◆ Requirements ◆
Make an exact copy of all the entries, but do not reproduce the pictures.
________________________
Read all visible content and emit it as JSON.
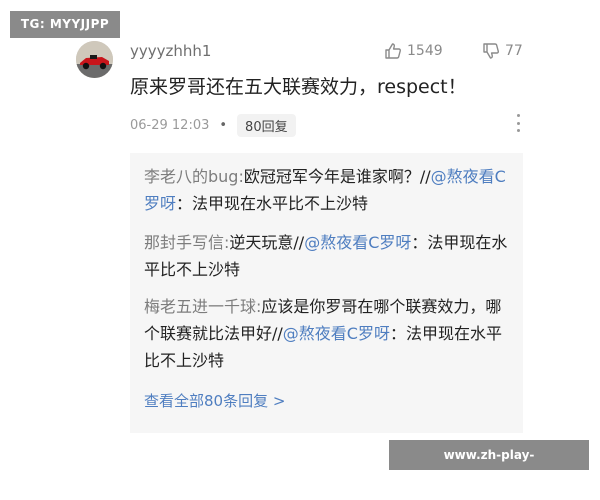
{
  "watermark_top": "TG: MYYJJPP",
  "comment": {
    "username": "yyyyzhhh1",
    "likes": "1549",
    "dislikes": "77",
    "text": "原来罗哥还在五大联赛效力，respect！",
    "date": "06-29 12:03",
    "replies_label": "80回复"
  },
  "replies": [
    {
      "author": "李老八的bug:",
      "text_a": "欧冠冠军今年是谁家啊？//",
      "mention": "@熬夜看C罗呀",
      "text_b": "：法甲现在水平比不上沙特"
    },
    {
      "author": "那封手写信:",
      "text_a": "逆天玩意//",
      "mention": "@熬夜看C罗呀",
      "text_b": "：法甲现在水平比不上沙特"
    },
    {
      "author": "梅老五进一千球:",
      "text_a": "应该是你罗哥在哪个联赛效力，哪个联赛就比法甲好//",
      "mention": "@熬夜看C罗呀",
      "text_b": "：法甲现在水平比不上沙特"
    }
  ],
  "view_all": "查看全部80条回复 >",
  "watermark_bottom": "www.zh-play-milansports.com",
  "colors": {
    "mention": "#4f7ec0",
    "reply_bg": "#f6f6f6",
    "badge_bg": "#8a8a8a"
  }
}
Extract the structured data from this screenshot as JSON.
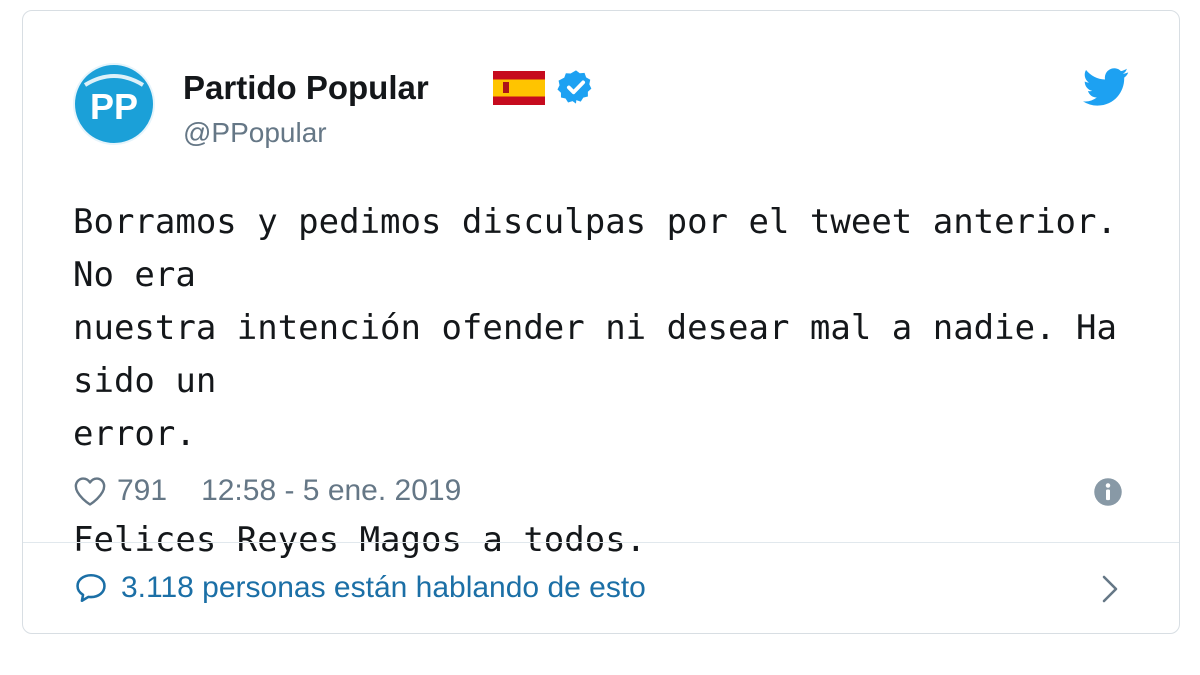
{
  "tweet": {
    "author_name": "Partido Popular",
    "handle": "@PPopular",
    "avatar_text": "PP",
    "text": "Borramos y pedimos disculpas por el tweet anterior. No era\nnuestra intención ofender ni desear mal a nadie. Ha sido un\nerror.\n\nFelices Reyes Magos a todos.",
    "likes": "791",
    "timestamp": "12:58 - 5 ene. 2019",
    "conversation": "3.118 personas están hablando de esto"
  },
  "icons": {
    "flag": "spain-flag-icon",
    "verified": "verified-badge-icon",
    "brand": "twitter-bird-icon",
    "like": "heart-icon",
    "info": "info-icon",
    "reply": "speech-bubble-icon",
    "more": "chevron-right-icon"
  },
  "colors": {
    "twitter_blue": "#1da1f2",
    "avatar_bg": "#1ba0d8",
    "text": "#14171a",
    "muted": "#657786",
    "link": "#1b6fa6",
    "flag_red": "#c60b1e",
    "flag_yellow": "#ffc400"
  }
}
________________________
◆ Complete response ◆
Read all visible content and emit it as JSON.
{
  "watermark_top": "TG: MYYJJPP",
  "comment": {
    "username": "yyyyzhhh1",
    "likes": "1549",
    "dislikes": "77",
    "text": "原来罗哥还在五大联赛效力，respect！",
    "date": "06-29 12:03",
    "replies_label": "80回复"
  },
  "replies": [
    {
      "author": "李老八的bug:",
      "text_a": "欧冠冠军今年是谁家啊？//",
      "mention": "@熬夜看C罗呀",
      "text_b": "：法甲现在水平比不上沙特"
    },
    {
      "author": "那封手写信:",
      "text_a": "逆天玩意//",
      "mention": "@熬夜看C罗呀",
      "text_b": "：法甲现在水平比不上沙特"
    },
    {
      "author": "梅老五进一千球:",
      "text_a": "应该是你罗哥在哪个联赛效力，哪个联赛就比法甲好//",
      "mention": "@熬夜看C罗呀",
      "text_b": "：法甲现在水平比不上沙特"
    }
  ],
  "view_all": "查看全部80条回复 >",
  "watermark_bottom": "www.zh-play-milansports.com",
  "colors": {
    "mention": "#4f7ec0",
    "reply_bg": "#f6f6f6",
    "badge_bg": "#8a8a8a"
  }
}
Extract the structured data from this screenshot as JSON.
{
  "tweet": {
    "author_name": "Partido Popular",
    "handle": "@PPopular",
    "avatar_text": "PP",
    "text": "Borramos y pedimos disculpas por el tweet anterior. No era\nnuestra intención ofender ni desear mal a nadie. Ha sido un\nerror.\n\nFelices Reyes Magos a todos.",
    "likes": "791",
    "timestamp": "12:58 - 5 ene. 2019",
    "conversation": "3.118 personas están hablando de esto"
  },
  "icons": {
    "flag": "spain-flag-icon",
    "verified": "verified-badge-icon",
    "brand": "twitter-bird-icon",
    "like": "heart-icon",
    "info": "info-icon",
    "reply": "speech-bubble-icon",
    "more": "chevron-right-icon"
  },
  "colors": {
    "twitter_blue": "#1da1f2",
    "avatar_bg": "#1ba0d8",
    "text": "#14171a",
    "muted": "#657786",
    "link": "#1b6fa6",
    "flag_red": "#c60b1e",
    "flag_yellow": "#ffc400"
  }
}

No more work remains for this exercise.